> **EXCERPTED TEXT**:

(begin)

Number eight seed SMU will face number one seed Virginia and number seven seed Stanford will tangle with Clemson on Friday. UC Santa Barbara will face number four seed Wake Forest and number six seed Washington will square off with number three seed Georgetown on Saturday. The four winners will advance to the College Cup the following weekend in Cary, North Carolina.
Virginia (19-1-1) – Junior midfielder Joe Bell, sophomore forward Daryl Dike and junior goalkeeper Colin Shutler are among the names that are often mentioned, and deservedly so, when discussing the success that Virginia has had this year.
But don’t overlook the steady play and the contribution that junior midfielder Irakoza Donasiyano has had on the Cavaliers from the get-go. It is also noteworthy that freshman forward Axel Gunnarsson (1g, 4a) has added depth to the attack while junior defender Spencer Patton (4g, 1a) and sophomore midfielder Bret Halsey (1g, 2a) are among returning players who have upped the level of their play and their contribution significantly this year.

(end)

> **RAW DATA**:
(begin)

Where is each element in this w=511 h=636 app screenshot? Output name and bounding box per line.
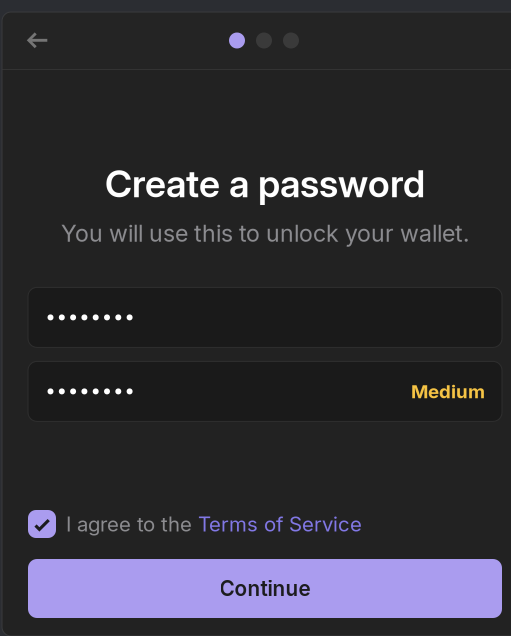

(end)

> **GIVEN REQUEST 1**: Where will the College Cup be held, according to the soccer preview?
> **GIVEN REQUEST 2**: Please reproduce the soccer preview word for word from "Number eight seed" to "had this year.".
The listing comes from a source unrelated to the soccer preview.

> **WRITTEN ANSWER 1**: Cary, North Carolina.

> **WRITTEN ANSWER 2**:
Number eight seed SMU will face number one seed Virginia and number seven seed Stanford will tangle with Clemson on Friday. UC Santa Barbara will face number four seed Wake Forest and number six seed Washington will square off with number three seed Georgetown on Saturday. The four winners will advance to the College Cup the following weekend in Cary, North Carolina.
Virginia (19-1-1) – Junior midfielder Joe Bell, sophomore forward Daryl Dike and junior goalkeeper Colin Shutler are among the names that are often mentioned, and deservedly so, when discussing the success that Virginia has had this year.